DIRECTION.
Repeat every entry word for word, skipping the pictures.

(Collected data)
# # # #
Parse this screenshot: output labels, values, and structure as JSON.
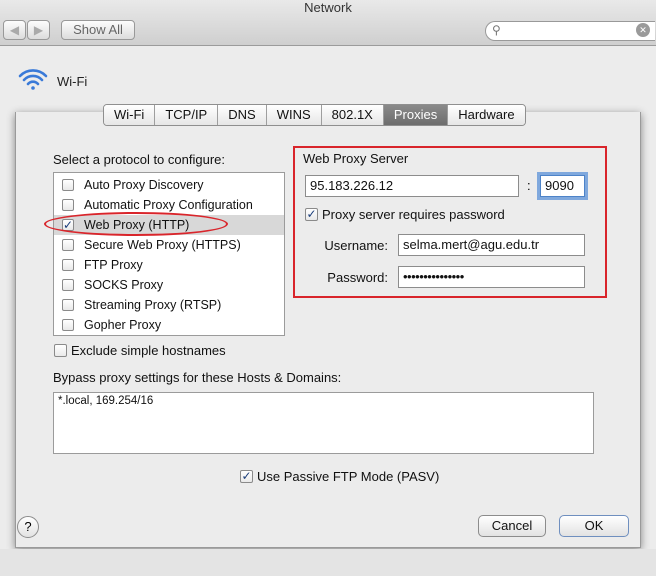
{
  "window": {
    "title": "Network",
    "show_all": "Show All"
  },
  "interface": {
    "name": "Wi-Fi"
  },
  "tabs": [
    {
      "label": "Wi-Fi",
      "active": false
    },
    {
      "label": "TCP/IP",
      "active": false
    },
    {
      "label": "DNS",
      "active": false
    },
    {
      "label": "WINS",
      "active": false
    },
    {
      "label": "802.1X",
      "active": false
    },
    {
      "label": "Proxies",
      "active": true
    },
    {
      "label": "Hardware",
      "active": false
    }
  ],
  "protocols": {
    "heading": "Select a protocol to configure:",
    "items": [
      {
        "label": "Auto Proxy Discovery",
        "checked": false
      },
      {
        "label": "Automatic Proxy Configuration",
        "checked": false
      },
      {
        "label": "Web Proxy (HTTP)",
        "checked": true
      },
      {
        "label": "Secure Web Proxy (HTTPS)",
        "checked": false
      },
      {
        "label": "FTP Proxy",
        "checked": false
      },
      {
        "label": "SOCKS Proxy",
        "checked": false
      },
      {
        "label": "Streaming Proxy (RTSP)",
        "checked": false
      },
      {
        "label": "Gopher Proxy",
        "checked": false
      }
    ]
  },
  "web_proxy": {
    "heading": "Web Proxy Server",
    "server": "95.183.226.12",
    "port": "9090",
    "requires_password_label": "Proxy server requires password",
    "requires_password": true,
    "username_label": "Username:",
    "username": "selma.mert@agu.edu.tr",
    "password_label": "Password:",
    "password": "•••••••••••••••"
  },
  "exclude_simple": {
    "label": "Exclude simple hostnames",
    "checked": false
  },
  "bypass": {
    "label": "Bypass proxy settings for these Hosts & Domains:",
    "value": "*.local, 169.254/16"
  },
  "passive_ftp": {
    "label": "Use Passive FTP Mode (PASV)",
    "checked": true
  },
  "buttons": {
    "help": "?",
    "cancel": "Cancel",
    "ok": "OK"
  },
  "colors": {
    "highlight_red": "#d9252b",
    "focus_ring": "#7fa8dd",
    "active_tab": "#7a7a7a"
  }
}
# # # #
RESULT OF THIS EXERCISE.
Parse this screenshot: output labels, values, and structure as JSON.
{
  "window": {
    "title": "Network",
    "show_all": "Show All"
  },
  "interface": {
    "name": "Wi-Fi"
  },
  "tabs": [
    {
      "label": "Wi-Fi",
      "active": false
    },
    {
      "label": "TCP/IP",
      "active": false
    },
    {
      "label": "DNS",
      "active": false
    },
    {
      "label": "WINS",
      "active": false
    },
    {
      "label": "802.1X",
      "active": false
    },
    {
      "label": "Proxies",
      "active": true
    },
    {
      "label": "Hardware",
      "active": false
    }
  ],
  "protocols": {
    "heading": "Select a protocol to configure:",
    "items": [
      {
        "label": "Auto Proxy Discovery",
        "checked": false
      },
      {
        "label": "Automatic Proxy Configuration",
        "checked": false
      },
      {
        "label": "Web Proxy (HTTP)",
        "checked": true
      },
      {
        "label": "Secure Web Proxy (HTTPS)",
        "checked": false
      },
      {
        "label": "FTP Proxy",
        "checked": false
      },
      {
        "label": "SOCKS Proxy",
        "checked": false
      },
      {
        "label": "Streaming Proxy (RTSP)",
        "checked": false
      },
      {
        "label": "Gopher Proxy",
        "checked": false
      }
    ]
  },
  "web_proxy": {
    "heading": "Web Proxy Server",
    "server": "95.183.226.12",
    "port": "9090",
    "requires_password_label": "Proxy server requires password",
    "requires_password": true,
    "username_label": "Username:",
    "username": "selma.mert@agu.edu.tr",
    "password_label": "Password:",
    "password": "•••••••••••••••"
  },
  "exclude_simple": {
    "label": "Exclude simple hostnames",
    "checked": false
  },
  "bypass": {
    "label": "Bypass proxy settings for these Hosts & Domains:",
    "value": "*.local, 169.254/16"
  },
  "passive_ftp": {
    "label": "Use Passive FTP Mode (PASV)",
    "checked": true
  },
  "buttons": {
    "help": "?",
    "cancel": "Cancel",
    "ok": "OK"
  },
  "colors": {
    "highlight_red": "#d9252b",
    "focus_ring": "#7fa8dd",
    "active_tab": "#7a7a7a"
  }
}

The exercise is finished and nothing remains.